— start of MATERIAL SHOWN —

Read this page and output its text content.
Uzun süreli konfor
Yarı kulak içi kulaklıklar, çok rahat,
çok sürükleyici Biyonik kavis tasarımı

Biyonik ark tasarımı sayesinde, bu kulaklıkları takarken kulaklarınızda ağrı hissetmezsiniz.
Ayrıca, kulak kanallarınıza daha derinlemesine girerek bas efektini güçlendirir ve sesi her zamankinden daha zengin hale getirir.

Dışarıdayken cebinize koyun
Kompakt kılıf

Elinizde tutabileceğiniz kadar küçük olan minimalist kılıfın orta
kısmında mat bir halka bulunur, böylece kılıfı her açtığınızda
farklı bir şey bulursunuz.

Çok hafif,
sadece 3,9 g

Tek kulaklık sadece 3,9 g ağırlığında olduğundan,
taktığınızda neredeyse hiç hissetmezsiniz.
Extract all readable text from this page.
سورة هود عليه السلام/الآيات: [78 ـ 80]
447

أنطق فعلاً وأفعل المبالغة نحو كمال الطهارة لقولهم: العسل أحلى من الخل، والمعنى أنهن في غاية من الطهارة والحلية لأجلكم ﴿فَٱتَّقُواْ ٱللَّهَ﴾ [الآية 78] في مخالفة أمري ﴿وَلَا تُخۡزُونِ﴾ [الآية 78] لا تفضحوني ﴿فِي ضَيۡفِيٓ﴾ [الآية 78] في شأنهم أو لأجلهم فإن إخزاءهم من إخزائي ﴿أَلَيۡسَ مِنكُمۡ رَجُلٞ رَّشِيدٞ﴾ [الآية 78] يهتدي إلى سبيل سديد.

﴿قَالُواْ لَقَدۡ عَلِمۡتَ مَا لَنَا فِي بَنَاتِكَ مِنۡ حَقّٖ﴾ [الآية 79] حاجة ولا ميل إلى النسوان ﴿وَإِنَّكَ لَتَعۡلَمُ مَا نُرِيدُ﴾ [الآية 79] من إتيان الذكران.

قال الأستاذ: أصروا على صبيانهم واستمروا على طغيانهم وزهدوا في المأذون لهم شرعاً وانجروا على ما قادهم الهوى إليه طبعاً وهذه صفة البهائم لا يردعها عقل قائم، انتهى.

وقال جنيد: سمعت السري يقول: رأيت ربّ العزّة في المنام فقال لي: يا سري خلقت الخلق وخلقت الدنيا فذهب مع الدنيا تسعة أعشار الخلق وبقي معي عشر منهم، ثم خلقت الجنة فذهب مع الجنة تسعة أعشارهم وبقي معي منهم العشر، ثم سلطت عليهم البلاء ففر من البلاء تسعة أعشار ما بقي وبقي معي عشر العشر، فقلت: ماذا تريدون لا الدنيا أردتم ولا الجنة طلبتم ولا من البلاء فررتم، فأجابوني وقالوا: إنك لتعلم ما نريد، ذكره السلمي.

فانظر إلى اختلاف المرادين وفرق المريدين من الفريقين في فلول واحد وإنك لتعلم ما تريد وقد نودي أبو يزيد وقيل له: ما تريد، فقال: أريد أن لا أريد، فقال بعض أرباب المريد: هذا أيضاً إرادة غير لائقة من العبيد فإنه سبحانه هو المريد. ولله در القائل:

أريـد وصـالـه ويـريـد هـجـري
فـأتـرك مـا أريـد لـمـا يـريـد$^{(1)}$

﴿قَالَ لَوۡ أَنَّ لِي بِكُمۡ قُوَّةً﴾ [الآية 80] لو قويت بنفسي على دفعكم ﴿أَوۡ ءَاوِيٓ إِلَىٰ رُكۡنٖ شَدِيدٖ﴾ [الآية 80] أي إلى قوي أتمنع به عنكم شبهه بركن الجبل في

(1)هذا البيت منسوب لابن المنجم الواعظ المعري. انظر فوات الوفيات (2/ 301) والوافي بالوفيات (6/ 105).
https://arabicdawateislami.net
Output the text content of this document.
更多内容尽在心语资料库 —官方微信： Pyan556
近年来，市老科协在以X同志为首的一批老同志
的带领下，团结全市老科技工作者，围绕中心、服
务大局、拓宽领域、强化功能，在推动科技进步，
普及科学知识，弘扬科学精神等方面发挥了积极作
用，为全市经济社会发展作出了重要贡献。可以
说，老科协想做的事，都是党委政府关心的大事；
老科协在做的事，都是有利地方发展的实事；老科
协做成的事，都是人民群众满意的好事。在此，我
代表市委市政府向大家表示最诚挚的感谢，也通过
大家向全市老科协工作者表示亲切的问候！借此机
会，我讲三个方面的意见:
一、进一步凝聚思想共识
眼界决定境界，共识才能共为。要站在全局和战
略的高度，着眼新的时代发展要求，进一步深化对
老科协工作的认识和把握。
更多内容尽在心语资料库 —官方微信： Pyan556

— end of MATERIAL SHOWN —

▶ **WHAT THE TASK ASKS**
Find the line containing "Output the text content of this document." in the material above. Print it and every line after it through the end, exactly and only those.

▶ **SOLUTION TO THE PROBLEM**
Output the text content of this document.
更多内容尽在心语资料库 —官方微信： Pyan556
近年来，市老科协在以X同志为首的一批老同志
的带领下，团结全市老科技工作者，围绕中心、服
务大局、拓宽领域、强化功能，在推动科技进步，
普及科学知识，弘扬科学精神等方面发挥了积极作
用，为全市经济社会发展作出了重要贡献。可以
说，老科协想做的事，都是党委政府关心的大事；
老科协在做的事，都是有利地方发展的实事；老科
协做成的事，都是人民群众满意的好事。在此，我
代表市委市政府向大家表示最诚挚的感谢，也通过
大家向全市老科协工作者表示亲切的问候！借此机
会，我讲三个方面的意见:
一、进一步凝聚思想共识
眼界决定境界，共识才能共为。要站在全局和战
略的高度，着眼新的时代发展要求，进一步深化对
老科协工作的认识和把握。
更多内容尽在心语资料库 —官方微信： Pyan556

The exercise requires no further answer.